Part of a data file
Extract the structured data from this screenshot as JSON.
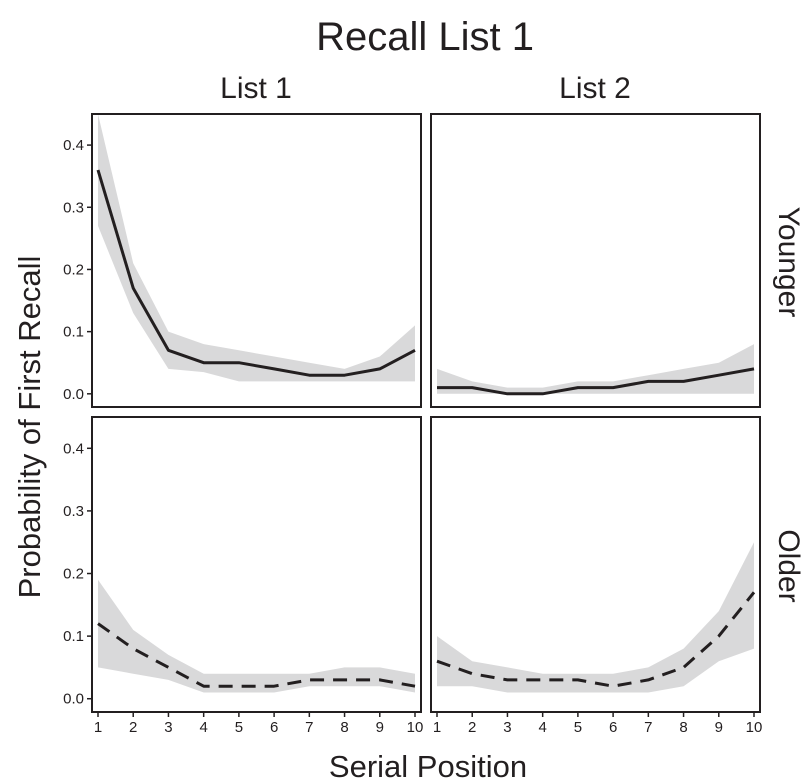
{
  "chart_data": {
    "type": "line",
    "title": "Recall List 1",
    "xlabel": "Serial Position",
    "ylabel": "Probability of First Recall",
    "x": [
      1,
      2,
      3,
      4,
      5,
      6,
      7,
      8,
      9,
      10
    ],
    "xlim": [
      1,
      10
    ],
    "ylim": [
      0,
      0.45
    ],
    "yticks": [
      0.0,
      0.1,
      0.2,
      0.3,
      0.4
    ],
    "ytick_labels": [
      "0.0",
      "0.1",
      "0.2",
      "0.3",
      "0.4"
    ],
    "xticks": [
      1,
      2,
      3,
      4,
      5,
      6,
      7,
      8,
      9,
      10
    ],
    "xtick_labels": [
      "1",
      "2",
      "3",
      "4",
      "5",
      "6",
      "7",
      "8",
      "9",
      "10"
    ],
    "col_facets": [
      "List 1",
      "List 2"
    ],
    "row_facets": [
      "Younger",
      "Older"
    ],
    "grid": false,
    "line_color": "#231f20",
    "ribbon_color": "#d9d9da",
    "panels": [
      {
        "row": "Younger",
        "col": "List 1",
        "linestyle": "solid",
        "values": [
          0.36,
          0.17,
          0.07,
          0.05,
          0.05,
          0.04,
          0.03,
          0.03,
          0.04,
          0.07
        ],
        "lower": [
          0.27,
          0.13,
          0.04,
          0.035,
          0.02,
          0.02,
          0.02,
          0.02,
          0.02,
          0.02
        ],
        "upper": [
          0.45,
          0.21,
          0.1,
          0.08,
          0.07,
          0.06,
          0.05,
          0.04,
          0.06,
          0.11
        ]
      },
      {
        "row": "Younger",
        "col": "List 2",
        "linestyle": "solid",
        "values": [
          0.01,
          0.01,
          0.0,
          0.0,
          0.01,
          0.01,
          0.02,
          0.02,
          0.03,
          0.04
        ],
        "lower": [
          0.0,
          0.0,
          0.0,
          0.0,
          0.0,
          0.0,
          0.0,
          0.0,
          0.0,
          0.0
        ],
        "upper": [
          0.04,
          0.02,
          0.01,
          0.01,
          0.02,
          0.02,
          0.03,
          0.04,
          0.05,
          0.08
        ]
      },
      {
        "row": "Older",
        "col": "List 1",
        "linestyle": "dashed",
        "values": [
          0.12,
          0.08,
          0.05,
          0.02,
          0.02,
          0.02,
          0.03,
          0.03,
          0.03,
          0.02
        ],
        "lower": [
          0.05,
          0.04,
          0.03,
          0.01,
          0.01,
          0.01,
          0.02,
          0.02,
          0.02,
          0.01
        ],
        "upper": [
          0.19,
          0.11,
          0.07,
          0.04,
          0.04,
          0.04,
          0.04,
          0.05,
          0.05,
          0.04
        ]
      },
      {
        "row": "Older",
        "col": "List 2",
        "linestyle": "dashed",
        "values": [
          0.06,
          0.04,
          0.03,
          0.03,
          0.03,
          0.02,
          0.03,
          0.05,
          0.1,
          0.17
        ],
        "lower": [
          0.02,
          0.02,
          0.01,
          0.01,
          0.01,
          0.01,
          0.01,
          0.02,
          0.06,
          0.08
        ],
        "upper": [
          0.1,
          0.06,
          0.05,
          0.04,
          0.04,
          0.04,
          0.05,
          0.08,
          0.14,
          0.25
        ]
      }
    ]
  }
}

Set exercise: Copy every line above word for word and exclude the pictures.

Completed task:
Extract the structured data from this screenshot as JSON.
{
  "chart_data": {
    "type": "line",
    "title": "Recall List 1",
    "xlabel": "Serial Position",
    "ylabel": "Probability of First Recall",
    "x": [
      1,
      2,
      3,
      4,
      5,
      6,
      7,
      8,
      9,
      10
    ],
    "xlim": [
      1,
      10
    ],
    "ylim": [
      0,
      0.45
    ],
    "yticks": [
      0.0,
      0.1,
      0.2,
      0.3,
      0.4
    ],
    "ytick_labels": [
      "0.0",
      "0.1",
      "0.2",
      "0.3",
      "0.4"
    ],
    "xticks": [
      1,
      2,
      3,
      4,
      5,
      6,
      7,
      8,
      9,
      10
    ],
    "xtick_labels": [
      "1",
      "2",
      "3",
      "4",
      "5",
      "6",
      "7",
      "8",
      "9",
      "10"
    ],
    "col_facets": [
      "List 1",
      "List 2"
    ],
    "row_facets": [
      "Younger",
      "Older"
    ],
    "grid": false,
    "line_color": "#231f20",
    "ribbon_color": "#d9d9da",
    "panels": [
      {
        "row": "Younger",
        "col": "List 1",
        "linestyle": "solid",
        "values": [
          0.36,
          0.17,
          0.07,
          0.05,
          0.05,
          0.04,
          0.03,
          0.03,
          0.04,
          0.07
        ],
        "lower": [
          0.27,
          0.13,
          0.04,
          0.035,
          0.02,
          0.02,
          0.02,
          0.02,
          0.02,
          0.02
        ],
        "upper": [
          0.45,
          0.21,
          0.1,
          0.08,
          0.07,
          0.06,
          0.05,
          0.04,
          0.06,
          0.11
        ]
      },
      {
        "row": "Younger",
        "col": "List 2",
        "linestyle": "solid",
        "values": [
          0.01,
          0.01,
          0.0,
          0.0,
          0.01,
          0.01,
          0.02,
          0.02,
          0.03,
          0.04
        ],
        "lower": [
          0.0,
          0.0,
          0.0,
          0.0,
          0.0,
          0.0,
          0.0,
          0.0,
          0.0,
          0.0
        ],
        "upper": [
          0.04,
          0.02,
          0.01,
          0.01,
          0.02,
          0.02,
          0.03,
          0.04,
          0.05,
          0.08
        ]
      },
      {
        "row": "Older",
        "col": "List 1",
        "linestyle": "dashed",
        "values": [
          0.12,
          0.08,
          0.05,
          0.02,
          0.02,
          0.02,
          0.03,
          0.03,
          0.03,
          0.02
        ],
        "lower": [
          0.05,
          0.04,
          0.03,
          0.01,
          0.01,
          0.01,
          0.02,
          0.02,
          0.02,
          0.01
        ],
        "upper": [
          0.19,
          0.11,
          0.07,
          0.04,
          0.04,
          0.04,
          0.04,
          0.05,
          0.05,
          0.04
        ]
      },
      {
        "row": "Older",
        "col": "List 2",
        "linestyle": "dashed",
        "values": [
          0.06,
          0.04,
          0.03,
          0.03,
          0.03,
          0.02,
          0.03,
          0.05,
          0.1,
          0.17
        ],
        "lower": [
          0.02,
          0.02,
          0.01,
          0.01,
          0.01,
          0.01,
          0.01,
          0.02,
          0.06,
          0.08
        ],
        "upper": [
          0.1,
          0.06,
          0.05,
          0.04,
          0.04,
          0.04,
          0.05,
          0.08,
          0.14,
          0.25
        ]
      }
    ]
  }
}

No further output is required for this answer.